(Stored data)
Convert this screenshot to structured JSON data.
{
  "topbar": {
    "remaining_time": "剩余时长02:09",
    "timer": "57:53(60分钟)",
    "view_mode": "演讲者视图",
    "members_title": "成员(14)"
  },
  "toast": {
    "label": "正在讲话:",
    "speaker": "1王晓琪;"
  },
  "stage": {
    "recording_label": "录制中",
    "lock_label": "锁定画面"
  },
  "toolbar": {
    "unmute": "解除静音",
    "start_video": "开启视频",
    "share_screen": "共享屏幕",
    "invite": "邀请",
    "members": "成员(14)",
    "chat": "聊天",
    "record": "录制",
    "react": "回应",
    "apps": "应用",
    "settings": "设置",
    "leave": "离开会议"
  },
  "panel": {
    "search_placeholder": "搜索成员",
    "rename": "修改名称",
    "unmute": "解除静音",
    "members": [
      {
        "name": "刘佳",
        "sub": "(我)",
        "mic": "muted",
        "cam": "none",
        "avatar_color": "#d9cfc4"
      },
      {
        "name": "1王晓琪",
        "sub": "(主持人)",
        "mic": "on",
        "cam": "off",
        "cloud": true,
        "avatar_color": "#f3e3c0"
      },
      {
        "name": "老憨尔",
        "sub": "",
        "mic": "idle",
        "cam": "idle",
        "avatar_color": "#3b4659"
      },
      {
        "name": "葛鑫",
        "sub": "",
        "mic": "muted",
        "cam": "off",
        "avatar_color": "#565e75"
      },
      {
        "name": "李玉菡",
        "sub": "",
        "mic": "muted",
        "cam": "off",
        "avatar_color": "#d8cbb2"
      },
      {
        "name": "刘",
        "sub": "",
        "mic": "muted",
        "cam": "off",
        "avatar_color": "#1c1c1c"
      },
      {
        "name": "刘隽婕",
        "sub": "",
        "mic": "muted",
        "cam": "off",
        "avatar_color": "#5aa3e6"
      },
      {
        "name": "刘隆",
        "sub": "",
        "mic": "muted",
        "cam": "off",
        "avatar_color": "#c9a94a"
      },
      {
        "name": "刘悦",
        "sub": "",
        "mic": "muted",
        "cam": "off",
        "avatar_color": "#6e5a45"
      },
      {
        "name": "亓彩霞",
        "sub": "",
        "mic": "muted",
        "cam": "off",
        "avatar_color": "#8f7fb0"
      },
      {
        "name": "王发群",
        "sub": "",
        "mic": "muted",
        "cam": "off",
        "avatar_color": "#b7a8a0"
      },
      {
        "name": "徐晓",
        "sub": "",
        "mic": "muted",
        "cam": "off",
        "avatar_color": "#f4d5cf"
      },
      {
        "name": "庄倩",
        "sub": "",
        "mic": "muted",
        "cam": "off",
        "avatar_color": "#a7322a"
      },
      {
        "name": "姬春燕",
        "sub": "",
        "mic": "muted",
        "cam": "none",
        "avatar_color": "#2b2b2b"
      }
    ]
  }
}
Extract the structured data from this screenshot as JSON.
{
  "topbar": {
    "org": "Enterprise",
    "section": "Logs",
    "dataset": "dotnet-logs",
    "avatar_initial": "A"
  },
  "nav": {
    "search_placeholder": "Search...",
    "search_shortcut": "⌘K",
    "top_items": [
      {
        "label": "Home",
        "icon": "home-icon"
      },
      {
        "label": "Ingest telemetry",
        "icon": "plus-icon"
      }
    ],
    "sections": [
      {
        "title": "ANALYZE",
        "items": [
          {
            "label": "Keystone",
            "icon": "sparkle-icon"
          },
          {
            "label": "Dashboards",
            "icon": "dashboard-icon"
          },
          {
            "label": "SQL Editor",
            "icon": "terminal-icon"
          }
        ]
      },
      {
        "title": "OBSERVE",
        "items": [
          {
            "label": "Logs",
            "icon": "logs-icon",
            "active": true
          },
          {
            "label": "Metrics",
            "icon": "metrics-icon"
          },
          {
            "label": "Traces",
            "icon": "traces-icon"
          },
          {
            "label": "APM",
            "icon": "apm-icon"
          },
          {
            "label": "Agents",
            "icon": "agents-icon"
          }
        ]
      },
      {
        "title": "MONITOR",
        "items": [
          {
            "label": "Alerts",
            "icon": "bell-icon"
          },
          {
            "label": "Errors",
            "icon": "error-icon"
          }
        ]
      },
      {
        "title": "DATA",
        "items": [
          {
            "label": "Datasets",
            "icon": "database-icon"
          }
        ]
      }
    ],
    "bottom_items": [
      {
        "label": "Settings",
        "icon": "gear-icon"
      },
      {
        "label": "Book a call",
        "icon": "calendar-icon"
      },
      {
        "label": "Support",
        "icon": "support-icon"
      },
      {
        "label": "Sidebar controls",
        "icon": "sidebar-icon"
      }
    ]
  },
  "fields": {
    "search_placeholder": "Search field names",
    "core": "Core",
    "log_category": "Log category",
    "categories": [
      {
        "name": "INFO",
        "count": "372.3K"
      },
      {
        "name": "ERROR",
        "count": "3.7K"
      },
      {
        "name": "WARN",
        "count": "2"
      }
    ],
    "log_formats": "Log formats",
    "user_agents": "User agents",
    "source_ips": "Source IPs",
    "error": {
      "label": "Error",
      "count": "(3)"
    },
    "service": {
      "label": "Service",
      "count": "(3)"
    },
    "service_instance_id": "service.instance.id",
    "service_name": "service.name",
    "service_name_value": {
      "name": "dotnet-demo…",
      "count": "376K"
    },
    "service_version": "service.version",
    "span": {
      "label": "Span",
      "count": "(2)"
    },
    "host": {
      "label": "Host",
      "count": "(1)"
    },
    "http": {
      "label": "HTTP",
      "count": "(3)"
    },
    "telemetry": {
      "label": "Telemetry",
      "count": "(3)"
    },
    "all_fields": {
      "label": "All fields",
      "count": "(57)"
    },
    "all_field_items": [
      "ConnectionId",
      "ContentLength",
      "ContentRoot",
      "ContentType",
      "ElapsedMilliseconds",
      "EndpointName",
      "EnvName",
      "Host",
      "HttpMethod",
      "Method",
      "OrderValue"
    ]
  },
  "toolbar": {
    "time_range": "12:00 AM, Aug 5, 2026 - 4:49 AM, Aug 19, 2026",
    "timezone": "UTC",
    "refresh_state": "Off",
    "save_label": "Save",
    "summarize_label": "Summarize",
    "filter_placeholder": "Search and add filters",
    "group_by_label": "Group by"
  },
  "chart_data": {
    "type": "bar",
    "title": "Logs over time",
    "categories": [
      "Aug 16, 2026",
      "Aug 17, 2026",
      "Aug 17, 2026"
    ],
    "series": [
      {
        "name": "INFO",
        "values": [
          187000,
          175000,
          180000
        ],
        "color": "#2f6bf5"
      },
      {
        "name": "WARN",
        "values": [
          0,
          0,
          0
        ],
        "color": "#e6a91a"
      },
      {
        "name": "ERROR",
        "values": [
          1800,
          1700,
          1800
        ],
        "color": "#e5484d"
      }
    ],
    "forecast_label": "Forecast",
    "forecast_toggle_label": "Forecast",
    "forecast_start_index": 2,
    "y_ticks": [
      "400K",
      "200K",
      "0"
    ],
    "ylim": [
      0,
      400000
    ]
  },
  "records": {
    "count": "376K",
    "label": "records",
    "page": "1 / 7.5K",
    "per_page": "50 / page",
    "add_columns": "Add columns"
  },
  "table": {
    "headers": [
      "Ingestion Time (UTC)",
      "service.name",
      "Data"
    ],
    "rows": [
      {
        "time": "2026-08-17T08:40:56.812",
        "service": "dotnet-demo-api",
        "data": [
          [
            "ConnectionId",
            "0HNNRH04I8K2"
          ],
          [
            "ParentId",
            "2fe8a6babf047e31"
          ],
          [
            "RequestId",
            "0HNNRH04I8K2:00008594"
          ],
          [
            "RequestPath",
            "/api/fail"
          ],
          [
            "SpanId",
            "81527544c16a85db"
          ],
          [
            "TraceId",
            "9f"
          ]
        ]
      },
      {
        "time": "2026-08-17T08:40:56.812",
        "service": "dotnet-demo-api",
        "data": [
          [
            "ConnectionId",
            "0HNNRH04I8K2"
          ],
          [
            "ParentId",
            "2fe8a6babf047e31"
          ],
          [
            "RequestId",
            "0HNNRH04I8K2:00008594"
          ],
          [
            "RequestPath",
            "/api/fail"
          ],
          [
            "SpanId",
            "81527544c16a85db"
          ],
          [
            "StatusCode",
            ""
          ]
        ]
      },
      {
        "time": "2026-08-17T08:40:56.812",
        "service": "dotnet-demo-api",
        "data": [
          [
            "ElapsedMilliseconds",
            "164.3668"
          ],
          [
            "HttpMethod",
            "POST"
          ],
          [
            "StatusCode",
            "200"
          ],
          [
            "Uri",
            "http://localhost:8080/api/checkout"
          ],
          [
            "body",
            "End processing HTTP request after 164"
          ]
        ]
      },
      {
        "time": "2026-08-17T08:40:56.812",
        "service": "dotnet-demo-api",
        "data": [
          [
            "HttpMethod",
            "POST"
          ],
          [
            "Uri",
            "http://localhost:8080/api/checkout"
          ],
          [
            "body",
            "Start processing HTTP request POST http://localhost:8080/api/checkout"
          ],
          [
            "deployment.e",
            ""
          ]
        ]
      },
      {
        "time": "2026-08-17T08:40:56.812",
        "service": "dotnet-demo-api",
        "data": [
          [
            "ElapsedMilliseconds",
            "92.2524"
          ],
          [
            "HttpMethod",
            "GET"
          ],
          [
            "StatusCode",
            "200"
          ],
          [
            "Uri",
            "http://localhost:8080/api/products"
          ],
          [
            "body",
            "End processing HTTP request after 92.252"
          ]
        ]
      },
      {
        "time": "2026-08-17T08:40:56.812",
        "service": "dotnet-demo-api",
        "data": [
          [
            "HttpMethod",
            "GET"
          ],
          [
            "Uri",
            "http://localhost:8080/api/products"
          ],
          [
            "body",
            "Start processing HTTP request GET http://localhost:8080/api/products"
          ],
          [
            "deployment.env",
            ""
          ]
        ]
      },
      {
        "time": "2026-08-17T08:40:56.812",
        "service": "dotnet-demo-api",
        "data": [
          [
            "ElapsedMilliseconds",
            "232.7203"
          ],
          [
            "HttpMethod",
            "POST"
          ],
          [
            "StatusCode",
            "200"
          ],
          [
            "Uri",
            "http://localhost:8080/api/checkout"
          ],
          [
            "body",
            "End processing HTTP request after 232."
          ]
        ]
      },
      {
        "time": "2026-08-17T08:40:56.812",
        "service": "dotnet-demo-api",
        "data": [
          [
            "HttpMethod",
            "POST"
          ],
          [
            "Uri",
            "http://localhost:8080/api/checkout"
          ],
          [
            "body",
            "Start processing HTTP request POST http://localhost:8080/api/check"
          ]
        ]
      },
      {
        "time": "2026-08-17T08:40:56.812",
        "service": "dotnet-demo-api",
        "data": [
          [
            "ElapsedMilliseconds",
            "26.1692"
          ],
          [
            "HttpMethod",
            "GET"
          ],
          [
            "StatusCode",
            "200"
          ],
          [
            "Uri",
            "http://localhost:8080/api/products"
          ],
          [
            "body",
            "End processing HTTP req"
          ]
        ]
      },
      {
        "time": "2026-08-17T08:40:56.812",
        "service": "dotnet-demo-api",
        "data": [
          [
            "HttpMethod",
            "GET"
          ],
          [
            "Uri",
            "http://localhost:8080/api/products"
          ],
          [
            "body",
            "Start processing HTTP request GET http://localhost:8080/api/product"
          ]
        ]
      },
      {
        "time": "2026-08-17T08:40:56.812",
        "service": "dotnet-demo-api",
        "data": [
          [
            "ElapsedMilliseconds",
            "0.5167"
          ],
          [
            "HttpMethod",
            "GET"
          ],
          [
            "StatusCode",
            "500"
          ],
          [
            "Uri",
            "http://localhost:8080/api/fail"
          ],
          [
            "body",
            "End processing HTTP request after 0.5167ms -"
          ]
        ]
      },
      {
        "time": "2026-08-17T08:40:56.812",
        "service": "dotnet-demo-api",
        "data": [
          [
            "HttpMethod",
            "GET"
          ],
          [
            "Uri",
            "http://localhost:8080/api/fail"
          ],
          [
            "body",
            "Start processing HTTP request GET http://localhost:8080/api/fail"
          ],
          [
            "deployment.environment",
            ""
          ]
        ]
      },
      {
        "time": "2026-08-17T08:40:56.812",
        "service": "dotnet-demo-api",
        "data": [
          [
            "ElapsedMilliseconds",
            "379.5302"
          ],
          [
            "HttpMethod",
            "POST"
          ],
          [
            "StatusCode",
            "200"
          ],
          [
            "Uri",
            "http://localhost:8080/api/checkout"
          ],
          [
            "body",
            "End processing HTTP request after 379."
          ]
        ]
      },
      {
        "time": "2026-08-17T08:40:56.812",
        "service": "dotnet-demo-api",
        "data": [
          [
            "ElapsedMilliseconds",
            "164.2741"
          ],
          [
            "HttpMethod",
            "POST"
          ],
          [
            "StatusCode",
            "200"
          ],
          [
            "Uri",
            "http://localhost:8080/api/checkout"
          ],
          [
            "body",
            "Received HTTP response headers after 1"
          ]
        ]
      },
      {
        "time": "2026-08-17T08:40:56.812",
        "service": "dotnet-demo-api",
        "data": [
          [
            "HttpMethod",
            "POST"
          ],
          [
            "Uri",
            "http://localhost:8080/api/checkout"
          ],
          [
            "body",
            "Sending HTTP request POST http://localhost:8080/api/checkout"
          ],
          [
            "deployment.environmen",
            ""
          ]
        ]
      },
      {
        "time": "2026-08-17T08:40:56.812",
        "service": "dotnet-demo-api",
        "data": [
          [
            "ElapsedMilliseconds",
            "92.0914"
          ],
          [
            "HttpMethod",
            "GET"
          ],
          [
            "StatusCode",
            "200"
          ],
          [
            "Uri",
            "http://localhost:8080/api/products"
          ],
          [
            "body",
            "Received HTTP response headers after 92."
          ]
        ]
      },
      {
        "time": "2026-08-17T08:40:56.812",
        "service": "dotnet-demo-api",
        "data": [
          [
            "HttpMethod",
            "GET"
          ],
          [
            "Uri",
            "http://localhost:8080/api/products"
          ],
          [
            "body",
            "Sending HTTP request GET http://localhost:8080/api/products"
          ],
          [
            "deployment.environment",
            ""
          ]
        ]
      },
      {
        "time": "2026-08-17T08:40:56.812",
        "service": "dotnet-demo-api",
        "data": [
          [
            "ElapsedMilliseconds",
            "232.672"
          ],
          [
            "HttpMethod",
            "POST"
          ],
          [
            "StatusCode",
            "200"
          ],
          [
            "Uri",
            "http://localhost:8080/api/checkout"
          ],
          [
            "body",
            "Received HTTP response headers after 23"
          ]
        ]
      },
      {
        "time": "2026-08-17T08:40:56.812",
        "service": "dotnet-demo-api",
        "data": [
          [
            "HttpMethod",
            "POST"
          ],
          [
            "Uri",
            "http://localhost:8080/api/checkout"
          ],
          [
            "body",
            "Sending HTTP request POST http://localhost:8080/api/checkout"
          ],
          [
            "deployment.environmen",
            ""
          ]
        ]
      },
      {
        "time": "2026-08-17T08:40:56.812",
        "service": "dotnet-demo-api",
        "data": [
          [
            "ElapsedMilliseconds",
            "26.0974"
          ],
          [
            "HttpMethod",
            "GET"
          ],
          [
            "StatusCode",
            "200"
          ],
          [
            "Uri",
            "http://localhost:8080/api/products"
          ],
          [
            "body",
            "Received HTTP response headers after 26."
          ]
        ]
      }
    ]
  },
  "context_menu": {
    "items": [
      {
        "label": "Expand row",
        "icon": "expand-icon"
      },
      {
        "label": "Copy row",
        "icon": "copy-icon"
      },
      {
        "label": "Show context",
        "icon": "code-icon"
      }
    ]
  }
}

WRITTEN PROBLEM
Search the records for the string "screenshot" and return every line in which it occurs.

EXERCISE SOLUTION
Convert this screenshot to structured JSON data.
Extract the structured data from this screenshot as JSON.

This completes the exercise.